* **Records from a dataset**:
____
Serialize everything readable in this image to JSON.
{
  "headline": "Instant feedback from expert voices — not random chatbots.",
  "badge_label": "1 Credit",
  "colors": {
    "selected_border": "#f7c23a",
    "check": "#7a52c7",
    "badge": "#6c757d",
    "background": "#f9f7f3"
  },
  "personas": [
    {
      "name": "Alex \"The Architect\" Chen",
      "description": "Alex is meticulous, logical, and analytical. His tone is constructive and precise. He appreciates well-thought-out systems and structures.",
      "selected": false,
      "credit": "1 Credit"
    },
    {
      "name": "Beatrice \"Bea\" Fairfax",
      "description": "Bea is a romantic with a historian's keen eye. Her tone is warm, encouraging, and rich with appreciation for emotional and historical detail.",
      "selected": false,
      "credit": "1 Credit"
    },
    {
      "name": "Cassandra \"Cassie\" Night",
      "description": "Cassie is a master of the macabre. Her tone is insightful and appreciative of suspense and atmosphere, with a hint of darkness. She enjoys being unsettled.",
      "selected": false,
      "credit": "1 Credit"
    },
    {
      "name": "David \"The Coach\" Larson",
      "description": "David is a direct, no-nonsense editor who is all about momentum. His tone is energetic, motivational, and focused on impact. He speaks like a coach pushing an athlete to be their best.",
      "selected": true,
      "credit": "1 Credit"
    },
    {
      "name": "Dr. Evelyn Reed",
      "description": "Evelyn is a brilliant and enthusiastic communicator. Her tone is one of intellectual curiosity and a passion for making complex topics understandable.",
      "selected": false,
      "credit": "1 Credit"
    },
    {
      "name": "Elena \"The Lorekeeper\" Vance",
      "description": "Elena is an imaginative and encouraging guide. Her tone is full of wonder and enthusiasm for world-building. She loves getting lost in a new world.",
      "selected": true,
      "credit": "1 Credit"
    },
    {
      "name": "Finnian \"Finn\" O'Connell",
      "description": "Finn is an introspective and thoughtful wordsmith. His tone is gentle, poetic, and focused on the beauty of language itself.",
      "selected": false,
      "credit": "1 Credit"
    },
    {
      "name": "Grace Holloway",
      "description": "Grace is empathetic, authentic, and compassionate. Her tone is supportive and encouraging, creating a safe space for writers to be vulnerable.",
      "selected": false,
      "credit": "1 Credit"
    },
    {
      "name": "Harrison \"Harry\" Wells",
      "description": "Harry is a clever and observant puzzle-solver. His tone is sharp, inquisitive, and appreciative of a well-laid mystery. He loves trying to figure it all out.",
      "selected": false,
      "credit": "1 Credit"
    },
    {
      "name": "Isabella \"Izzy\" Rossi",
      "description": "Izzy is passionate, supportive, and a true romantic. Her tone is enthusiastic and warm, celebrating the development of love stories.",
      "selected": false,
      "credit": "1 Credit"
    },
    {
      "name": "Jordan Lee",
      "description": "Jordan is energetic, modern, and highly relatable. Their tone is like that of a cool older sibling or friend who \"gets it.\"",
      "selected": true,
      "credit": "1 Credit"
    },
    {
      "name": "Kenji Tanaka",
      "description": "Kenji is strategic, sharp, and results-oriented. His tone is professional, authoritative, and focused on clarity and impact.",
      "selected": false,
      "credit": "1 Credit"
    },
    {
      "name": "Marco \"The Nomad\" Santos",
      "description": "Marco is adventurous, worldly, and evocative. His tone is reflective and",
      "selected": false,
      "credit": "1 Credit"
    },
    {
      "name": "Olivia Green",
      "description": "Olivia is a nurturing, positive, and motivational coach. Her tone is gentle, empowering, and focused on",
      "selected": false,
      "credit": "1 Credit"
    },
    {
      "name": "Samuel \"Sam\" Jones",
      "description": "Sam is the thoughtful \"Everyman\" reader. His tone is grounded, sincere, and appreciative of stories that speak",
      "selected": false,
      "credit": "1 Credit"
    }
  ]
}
____
* **What you need to do**: Please reproduce the entire listing, exactly as shown.

* **Result**:
Serialize everything readable in this image to JSON.
{
  "headline": "Instant feedback from expert voices — not random chatbots.",
  "badge_label": "1 Credit",
  "colors": {
    "selected_border": "#f7c23a",
    "check": "#7a52c7",
    "badge": "#6c757d",
    "background": "#f9f7f3"
  },
  "personas": [
    {
      "name": "Alex \"The Architect\" Chen",
      "description": "Alex is meticulous, logical, and analytical. His tone is constructive and precise. He appreciates well-thought-out systems and structures.",
      "selected": false,
      "credit": "1 Credit"
    },
    {
      "name": "Beatrice \"Bea\" Fairfax",
      "description": "Bea is a romantic with a historian's keen eye. Her tone is warm, encouraging, and rich with appreciation for emotional and historical detail.",
      "selected": false,
      "credit": "1 Credit"
    },
    {
      "name": "Cassandra \"Cassie\" Night",
      "description": "Cassie is a master of the macabre. Her tone is insightful and appreciative of suspense and atmosphere, with a hint of darkness. She enjoys being unsettled.",
      "selected": false,
      "credit": "1 Credit"
    },
    {
      "name": "David \"The Coach\" Larson",
      "description": "David is a direct, no-nonsense editor who is all about momentum. His tone is energetic, motivational, and focused on impact. He speaks like a coach pushing an athlete to be their best.",
      "selected": true,
      "credit": "1 Credit"
    },
    {
      "name": "Dr. Evelyn Reed",
      "description": "Evelyn is a brilliant and enthusiastic communicator. Her tone is one of intellectual curiosity and a passion for making complex topics understandable.",
      "selected": false,
      "credit": "1 Credit"
    },
    {
      "name": "Elena \"The Lorekeeper\" Vance",
      "description": "Elena is an imaginative and encouraging guide. Her tone is full of wonder and enthusiasm for world-building. She loves getting lost in a new world.",
      "selected": true,
      "credit": "1 Credit"
    },
    {
      "name": "Finnian \"Finn\" O'Connell",
      "description": "Finn is an introspective and thoughtful wordsmith. His tone is gentle, poetic, and focused on the beauty of language itself.",
      "selected": false,
      "credit": "1 Credit"
    },
    {
      "name": "Grace Holloway",
      "description": "Grace is empathetic, authentic, and compassionate. Her tone is supportive and encouraging, creating a safe space for writers to be vulnerable.",
      "selected": false,
      "credit": "1 Credit"
    },
    {
      "name": "Harrison \"Harry\" Wells",
      "description": "Harry is a clever and observant puzzle-solver. His tone is sharp, inquisitive, and appreciative of a well-laid mystery. He loves trying to figure it all out.",
      "selected": false,
      "credit": "1 Credit"
    },
    {
      "name": "Isabella \"Izzy\" Rossi",
      "description": "Izzy is passionate, supportive, and a true romantic. Her tone is enthusiastic and warm, celebrating the development of love stories.",
      "selected": false,
      "credit": "1 Credit"
    },
    {
      "name": "Jordan Lee",
      "description": "Jordan is energetic, modern, and highly relatable. Their tone is like that of a cool older sibling or friend who \"gets it.\"",
      "selected": true,
      "credit": "1 Credit"
    },
    {
      "name": "Kenji Tanaka",
      "description": "Kenji is strategic, sharp, and results-oriented. His tone is professional, authoritative, and focused on clarity and impact.",
      "selected": false,
      "credit": "1 Credit"
    },
    {
      "name": "Marco \"The Nomad\" Santos",
      "description": "Marco is adventurous, worldly, and evocative. His tone is reflective and",
      "selected": false,
      "credit": "1 Credit"
    },
    {
      "name": "Olivia Green",
      "description": "Olivia is a nurturing, positive, and motivational coach. Her tone is gentle, empowering, and focused on",
      "selected": false,
      "credit": "1 Credit"
    },
    {
      "name": "Samuel \"Sam\" Jones",
      "description": "Sam is the thoughtful \"Everyman\" reader. His tone is grounded, sincere, and appreciative of stories that speak",
      "selected": false,
      "credit": "1 Credit"
    }
  ]
}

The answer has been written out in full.